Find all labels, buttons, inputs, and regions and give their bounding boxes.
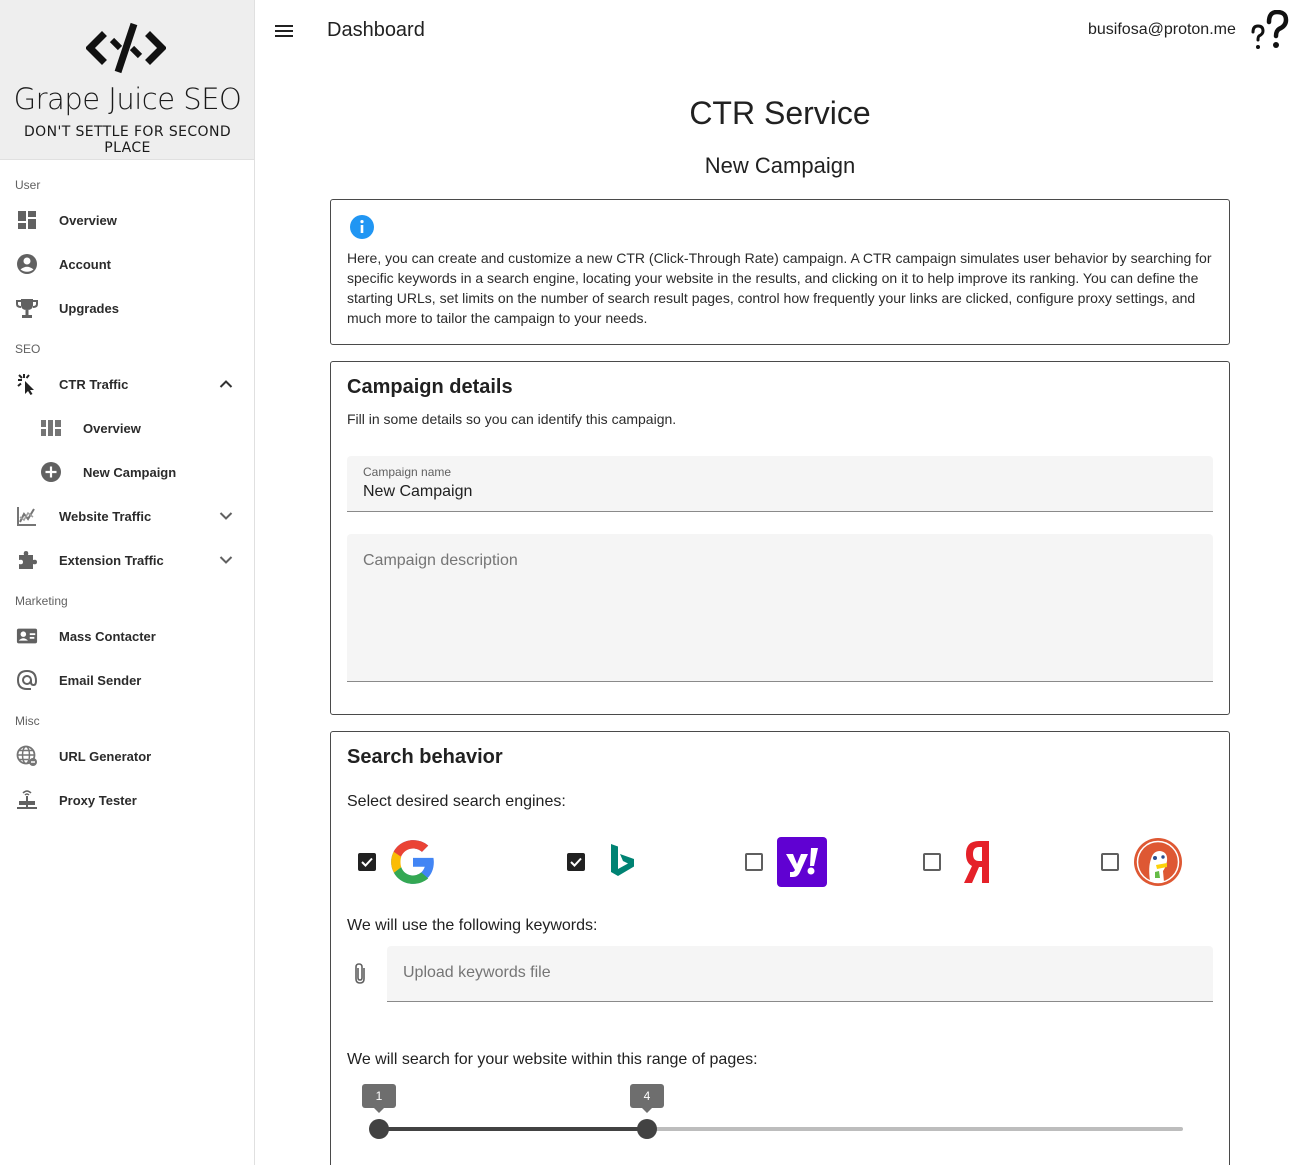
menu-icon[interactable] [273, 20, 295, 42]
yandex-checkbox[interactable] [923, 853, 941, 871]
trending-chart-icon [16, 505, 38, 527]
sidebar-item-ctr-traffic[interactable]: CTR Traffic [0, 362, 254, 406]
sidebar-item-account[interactable]: Account [0, 242, 254, 286]
puzzle-icon [16, 549, 38, 571]
sidebar-item-label: Upgrades [59, 300, 119, 316]
chevron-down-icon[interactable] [216, 506, 236, 526]
code-brackets-icon [86, 22, 166, 74]
section-label-user: User [15, 178, 41, 192]
globe-link-icon [16, 745, 38, 767]
sidebar-item-label: Mass Contacter [59, 628, 156, 644]
sidebar-item-ctr-overview[interactable]: Overview [0, 406, 254, 450]
campaign-name-label: Campaign name [363, 465, 452, 479]
sidebar-item-label: Extension Traffic [59, 552, 164, 568]
sidebar-item-label: Proxy Tester [59, 792, 137, 808]
duckduckgo-logo-icon [1134, 838, 1182, 886]
sidebar-item-label: URL Generator [59, 748, 152, 764]
page-title: CTR Service [689, 95, 871, 131]
section-label-seo: SEO [15, 342, 41, 356]
brand-tagline: DON'T SETTLE FOR SECOND PLACE [23, 124, 232, 156]
dashboard-icon [16, 209, 38, 231]
campaign-name-input[interactable] [363, 483, 1193, 501]
sidebar-item-extension-traffic[interactable]: Extension Traffic [0, 538, 254, 582]
top-app-bar: Dashboard busifosa@proton.me [255, 0, 1302, 62]
trophy-icon [16, 297, 38, 319]
google-checkbox[interactable] [358, 853, 376, 871]
chevron-down-icon[interactable] [216, 550, 236, 570]
keywords-upload-field[interactable]: Upload keywords file [387, 946, 1213, 1002]
sidebar-item-label: Overview [83, 420, 141, 436]
bing-logo-icon [611, 844, 634, 876]
range-prompt: We will search for your website within t… [347, 1051, 758, 1068]
yahoo-logo-icon [777, 837, 827, 887]
help-question-icon[interactable] [1249, 10, 1289, 52]
slider-high-thumb[interactable] [637, 1119, 657, 1139]
brand-logo[interactable]: Grape Juice SEO DON'T SETTLE FOR SECOND … [0, 0, 254, 160]
contact-card-icon [16, 625, 38, 647]
sidebar-item-label: Overview [59, 212, 117, 228]
slider-low-thumb[interactable] [369, 1119, 389, 1139]
at-sign-icon [16, 669, 38, 691]
duckduckgo-checkbox[interactable] [1101, 853, 1119, 871]
section-label-misc: Misc [15, 714, 40, 728]
sidebar-item-url-generator[interactable]: URL Generator [0, 734, 254, 778]
section-label-marketing: Marketing [15, 594, 68, 608]
add-circle-icon [40, 461, 62, 483]
engine-google [358, 836, 438, 888]
brand-name: Grape Juice SEO [13, 82, 242, 116]
yahoo-checkbox[interactable] [745, 853, 763, 871]
page-range-slider[interactable]: 1 4 [362, 1082, 1183, 1139]
sidebar-item-upgrades[interactable]: Upgrades [0, 286, 254, 330]
campaign-description-placeholder: Campaign description [363, 552, 518, 569]
chevron-up-icon[interactable] [216, 374, 236, 394]
sidebar: Grape Juice SEO DON'T SETTLE FOR SECOND … [0, 0, 255, 1165]
sidebar-item-label: New Campaign [83, 464, 177, 480]
paperclip-icon[interactable] [351, 962, 369, 986]
info-icon [350, 215, 374, 239]
campaign-details-description: Fill in some details so you can identify… [347, 411, 677, 427]
click-cursor-icon [16, 373, 38, 395]
sidebar-item-label: CTR Traffic [59, 376, 129, 392]
sidebar-item-proxy-tester[interactable]: Proxy Tester [0, 778, 254, 822]
search-behavior-title: Search behavior [347, 746, 503, 768]
campaign-details-card: Campaign details Fill in some details so… [330, 361, 1230, 715]
info-text: Here, you can create and customize a new… [347, 250, 1212, 326]
sidebar-item-label: Email Sender [59, 672, 142, 688]
engine-duckduckgo [1101, 836, 1183, 888]
grid-view-icon [40, 417, 62, 439]
campaign-name-field[interactable]: Campaign name [347, 456, 1213, 512]
keywords-upload-placeholder: Upload keywords file [403, 964, 551, 981]
sidebar-item-new-campaign[interactable]: New Campaign [0, 450, 254, 494]
engines-prompt: Select desired search engines: [347, 793, 566, 810]
user-email[interactable]: busifosa@proton.me [1088, 21, 1236, 39]
search-behavior-card: Search behavior Select desired search en… [330, 731, 1230, 1165]
slider-high-value-label: 4 [630, 1084, 664, 1113]
engine-yahoo [745, 836, 827, 888]
keywords-prompt: We will use the following keywords: [347, 917, 598, 934]
app-bar-title: Dashboard [327, 19, 425, 41]
slider-track-fill [379, 1127, 647, 1131]
sidebar-item-label: Account [59, 256, 111, 272]
sidebar-item-website-traffic[interactable]: Website Traffic [0, 494, 254, 538]
campaign-details-title: Campaign details [347, 376, 513, 398]
sidebar-item-overview[interactable]: Overview [0, 198, 254, 242]
google-logo-icon [391, 840, 434, 884]
network-icon [16, 789, 38, 811]
sidebar-item-label: Website Traffic [59, 508, 152, 524]
account-circle-icon [16, 253, 38, 275]
sidebar-item-mass-contacter[interactable]: Mass Contacter [0, 614, 254, 658]
engine-yandex [923, 836, 999, 888]
sidebar-item-email-sender[interactable]: Email Sender [0, 658, 254, 702]
bing-checkbox[interactable] [567, 853, 585, 871]
campaign-description-field[interactable]: Campaign description [347, 534, 1213, 682]
page-subtitle: New Campaign [704, 153, 856, 178]
slider-low-value-label: 1 [362, 1084, 396, 1113]
engine-bing [567, 836, 643, 888]
yandex-logo-icon [964, 841, 989, 883]
info-card: Here, you can create and customize a new… [330, 199, 1230, 345]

◆ ◆ ◆ ◆

**STATED GOAL**
Echo everything from the line containing "menu-icon[interactable] [273, 20, 295, 42]" down to the line containing "chevron-down-icon[interactable] [216, 550, 236, 570]", both included, exactly as the lines read.

**ANSWER TO THE PROBLEM**
menu-icon[interactable] [273, 20, 295, 42]
yandex-checkbox[interactable] [923, 853, 941, 871]
trending-chart-icon [16, 505, 38, 527]
sidebar-item-ctr-traffic[interactable]: CTR Traffic [0, 362, 254, 406]
sidebar-item-account[interactable]: Account [0, 242, 254, 286]
puzzle-icon [16, 549, 38, 571]
sidebar-item-label: Upgrades [59, 300, 119, 316]
chevron-down-icon[interactable] [216, 506, 236, 526]
code-brackets-icon [86, 22, 166, 74]
section-label-user: User [15, 178, 41, 192]
globe-link-icon [16, 745, 38, 767]
sidebar-item-label: Mass Contacter [59, 628, 156, 644]
sidebar-item-ctr-overview[interactable]: Overview [0, 406, 254, 450]
campaign-name-label: Campaign name [363, 465, 452, 479]
sidebar-item-label: Extension Traffic [59, 552, 164, 568]
sidebar-item-label: Proxy Tester [59, 792, 137, 808]
duckduckgo-logo-icon [1134, 838, 1182, 886]
sidebar-item-label: URL Generator [59, 748, 152, 764]
page-title: CTR Service [689, 95, 871, 131]
section-label-seo: SEO [15, 342, 41, 356]
brand-tagline: DON'T SETTLE FOR SECOND PLACE [23, 124, 232, 156]
dashboard-icon [16, 209, 38, 231]
campaign-name-input[interactable] [363, 483, 1193, 501]
sidebar-item-extension-traffic[interactable]: Extension Traffic [0, 538, 254, 582]
top-app-bar: Dashboard busifosa@proton.me [255, 0, 1302, 62]
trophy-icon [16, 297, 38, 319]
google-checkbox[interactable] [358, 853, 376, 871]
chevron-down-icon[interactable] [216, 550, 236, 570]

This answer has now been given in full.